##### WORKING DATA

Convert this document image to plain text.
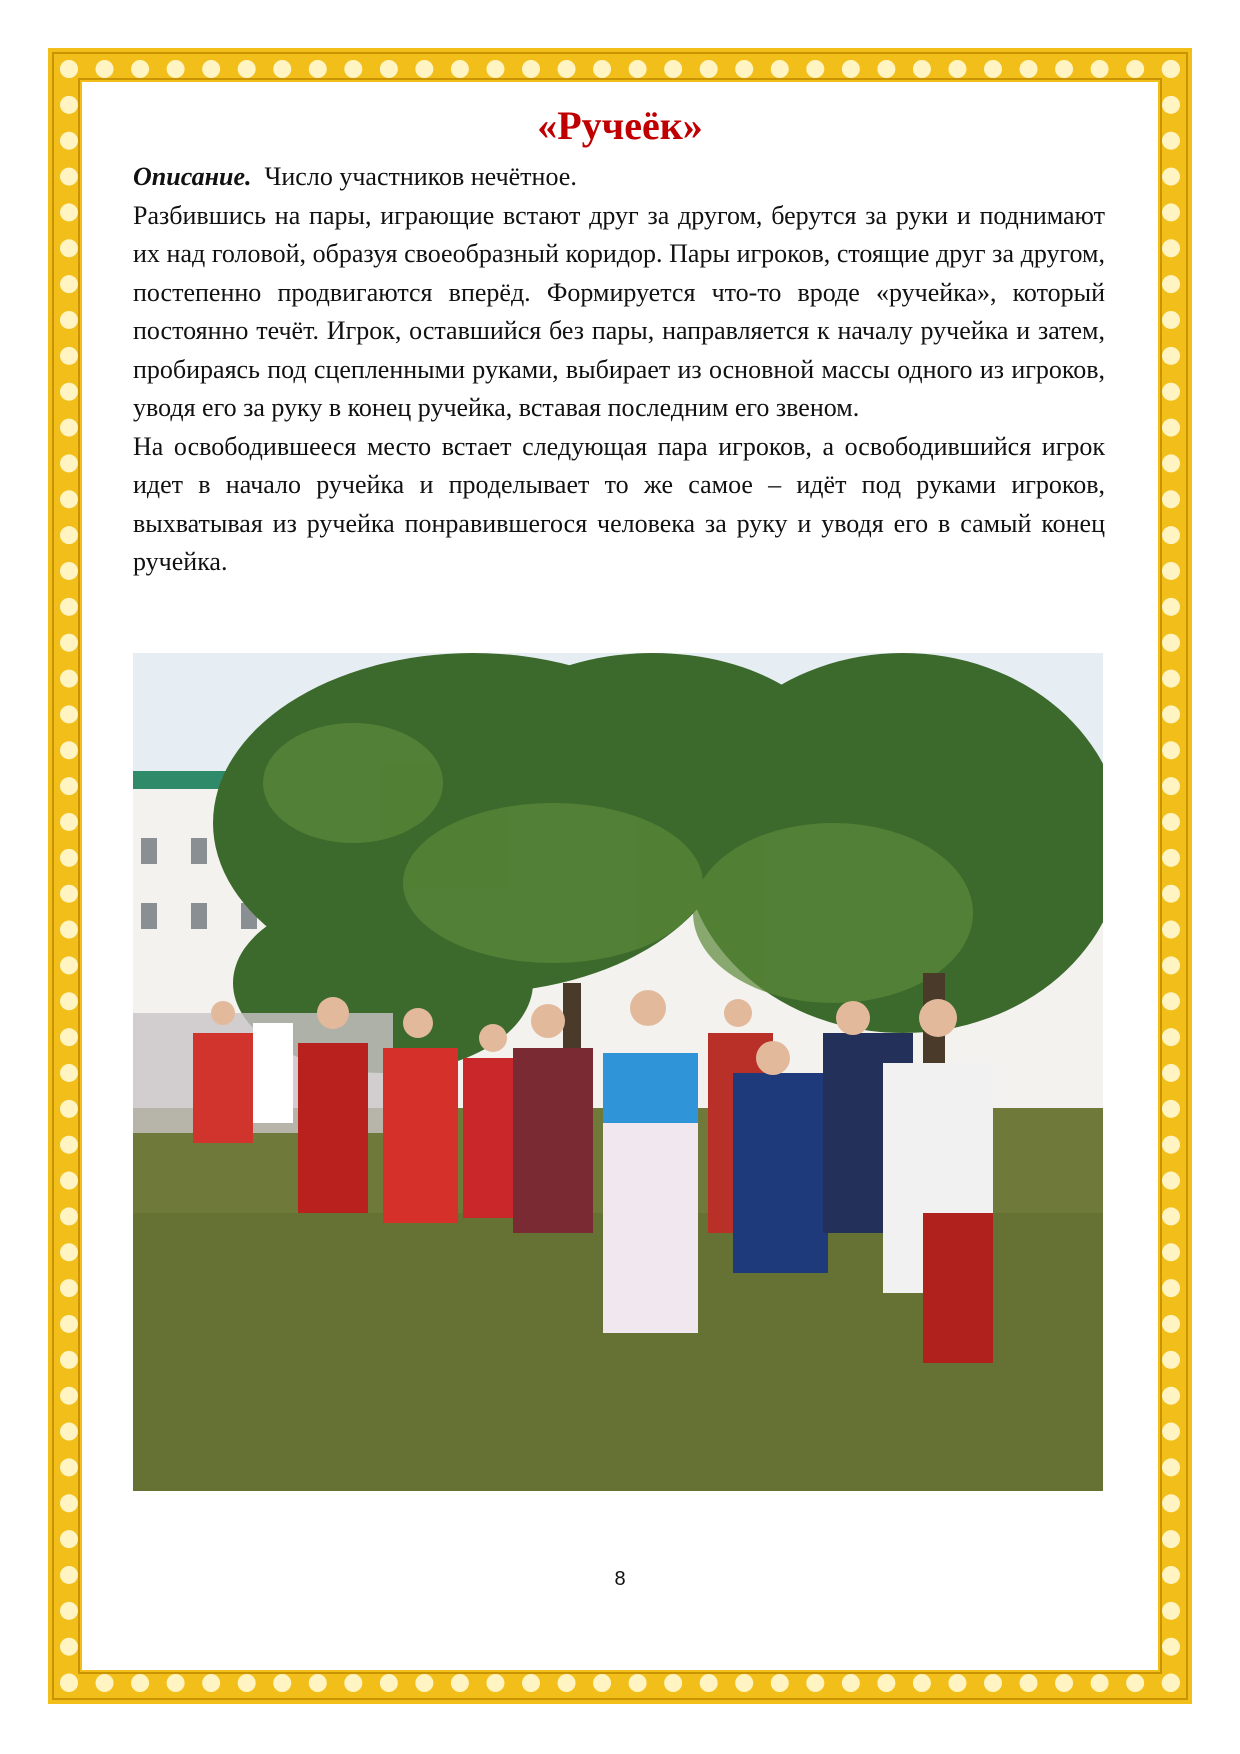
«Ручеёк»

Описание. Число участников нечётное.

Разбившись на пары, играющие встают друг за другом, берутся за руки и поднимают их над головой, образуя своеобразный коридор. Пары игроков, стоящие друг за другом, постепенно продвигаются вперёд. Формируется что-то вроде «ручейка», который постоянно течёт. Игрок, оставшийся без пары, направляется к началу ручейка и затем, пробираясь под сцепленными руками, выбирает из основной массы одного из игроков, уводя его за руку в конец ручейка, вставая последним его звеном.

На освободившееся место встает следующая пара игроков, а освободившийся игрок идет в начало ручейка и проделывает то же самое – идёт под руками игроков, выхватывая из ручейка понравившегося человека за руку и уводя его в самый конец ручейка.

8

##########

WORK TO BE COMPLETED – Write out all the entries word for word, but skip any images.

RESULT OF THE EXERCISE –
Convert this document image to plain text.
«Ручеёк»

Описание. Число участников нечётное.

Разбившись на пары, играющие встают друг за другом, берутся за руки и поднимают их над головой, образуя своеобразный коридор. Пары игроков, стоящие друг за другом, постепенно продвигаются вперёд. Формируется что-то вроде «ручейка», который постоянно течёт. Игрок, оставшийся без пары, направляется к началу ручейка и затем, пробираясь под сцепленными руками, выбирает из основной массы одного из игроков, уводя его за руку в конец ручейка, вставая последним его звеном.

На освободившееся место встает следующая пара игроков, а освободившийся игрок идет в начало ручейка и проделывает то же самое – идёт под руками игроков, выхватывая из ручейка понравившегося человека за руку и уводя его в самый конец ручейка.

8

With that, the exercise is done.